#### Tareas requeridas:
**a)** Según el texto sobre el enamoramiento, ¿qué es lo único que nos dan enamorarse y vivir en pareja?
**b)** Indica si cada una de estas afirmaciones coincide con el texto sobre el enamoramiento y cita las palabras del texto que lo deciden: (i) enamorarse y vivir en pareja nos protegen de los peligros y la inseguridad; (ii) el otro merece ser amado por ser perfecto; (iii) tomarse en serio el acto de enamorarse supone un posicionamiento ético.
**c)** Prolonga el texto sobre el enamoramiento a partir de su última oración.

#### Fragmento de página:
# # # # #

Si bien se trata de un caso ciertamente extremo, nuestras vidas comunes y aburridas no están exentas de fracasos. Desempleos, accidentes, violencia, crímenes, catástrofes naturales… Enamorarse y vivir en pareja de ninguna manera nos dejan exentos de estos peligros y de esta inseguridad, lo único que nos dan es la oportunidad de estar y sentirnos acompañados. No se trata de añorar el regreso de los viejos tiempos donde los años dorados del capitalismo permitieron que algunas familias vivieran felices hasta que llegaron las crisis, sino de pensar que, si nos tomamos en serio el acto de enamorarnos, no solo nos estamos moviendo en una dimensión estética (¡Qué bello es ese sentimiento! ¡Malditos los científicos que buscan dar una explicación biológica o cultural a esa sensación tan sublime!), sino que también estamos ante un posicionamiento ético: la posibilidad de reconocer al otro y de abrirle un lugar en nuestro mundo, no porque ese otro(a) sea perfecto(a), sino porque es igual de monstruoso que nosotros, y merece ser amado(a) por ello.

# # # # #

#### Extractos de registros:

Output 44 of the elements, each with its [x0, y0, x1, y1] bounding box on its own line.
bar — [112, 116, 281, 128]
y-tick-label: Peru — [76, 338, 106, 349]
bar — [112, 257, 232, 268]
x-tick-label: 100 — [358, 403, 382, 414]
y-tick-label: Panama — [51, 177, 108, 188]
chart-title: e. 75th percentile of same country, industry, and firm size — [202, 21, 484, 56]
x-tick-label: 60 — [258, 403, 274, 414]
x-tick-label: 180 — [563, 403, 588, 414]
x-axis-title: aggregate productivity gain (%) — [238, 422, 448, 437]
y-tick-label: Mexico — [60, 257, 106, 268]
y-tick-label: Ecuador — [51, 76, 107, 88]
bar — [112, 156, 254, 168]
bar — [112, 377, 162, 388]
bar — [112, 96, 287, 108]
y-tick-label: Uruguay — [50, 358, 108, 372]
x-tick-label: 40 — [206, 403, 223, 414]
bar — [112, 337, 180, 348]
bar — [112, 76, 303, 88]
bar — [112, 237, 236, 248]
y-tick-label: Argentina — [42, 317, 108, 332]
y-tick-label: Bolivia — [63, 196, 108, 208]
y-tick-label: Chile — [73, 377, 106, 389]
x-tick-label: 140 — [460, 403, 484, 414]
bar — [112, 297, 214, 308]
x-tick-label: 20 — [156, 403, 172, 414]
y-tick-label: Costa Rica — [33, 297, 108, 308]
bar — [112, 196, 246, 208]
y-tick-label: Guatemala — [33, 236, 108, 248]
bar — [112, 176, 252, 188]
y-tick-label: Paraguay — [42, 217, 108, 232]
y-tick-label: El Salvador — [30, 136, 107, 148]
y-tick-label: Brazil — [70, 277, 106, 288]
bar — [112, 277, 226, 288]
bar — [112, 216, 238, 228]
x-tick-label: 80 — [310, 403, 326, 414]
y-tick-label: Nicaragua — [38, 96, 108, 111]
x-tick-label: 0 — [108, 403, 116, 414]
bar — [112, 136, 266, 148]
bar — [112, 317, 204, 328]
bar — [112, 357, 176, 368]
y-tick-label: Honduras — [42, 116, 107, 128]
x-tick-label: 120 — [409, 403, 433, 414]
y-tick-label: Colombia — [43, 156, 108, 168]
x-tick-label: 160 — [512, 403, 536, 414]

# # # # #

#### Resultados del ejercicio:
**a)** La oportunidad de estar y sentirnos acompañados.

**b)**
(i) No: "de ninguna manera nos dejan exentos de estos peligros y de esta inseguridad".
(ii) No: "no porque ese otro(a) sea perfecto(a), sino porque es igual de monstruoso que nosotros".
(iii) Sí: "también estamos ante un posicionamiento ético".

**c)**
Tal vez ni Jesús ni San Pablo (mucho menos San Agustín o Lutero) pensaban el amor tal y como lo entendemos en nuestros días, desde nuestro horizonte histórico donde podemos asociarlo o disociarlo de la institución del matrimonio. Tal vez no deberíamos de pensarlo, simplemente de vivirlo… Tal vez no deberíamos de enamorarnos, y habría que contentarnos con la felicidad que la autosuficiencia y el narcisismo nos brinda. Tal vez deberíamos de seguir manteniendo esa distancia que nos aleje del otro, para ordenar nuestra vida alrededor del yo y permitir que nuestro amado(a) lo haga.
Pero si nos enamoramos, podemos experimentar una verdadera revolución. Podemos ver como nuestro mundo se derriba ante nuestros ojos y ser partícipes de la construcción de uno nuevo, donde, al haberle hecho un espacio a ese(a) otro(a), podremos al menos enjugar sus lágrimas cuando lo necesite, consolar y ser consolados por los lamentos de un mundo que no puede mantenerse en pie si no es por la sangre de los inocentes, y sobre todo, tener la esperanza de que los tiempos de desolación no tendrán la última palabra de nuestra historia.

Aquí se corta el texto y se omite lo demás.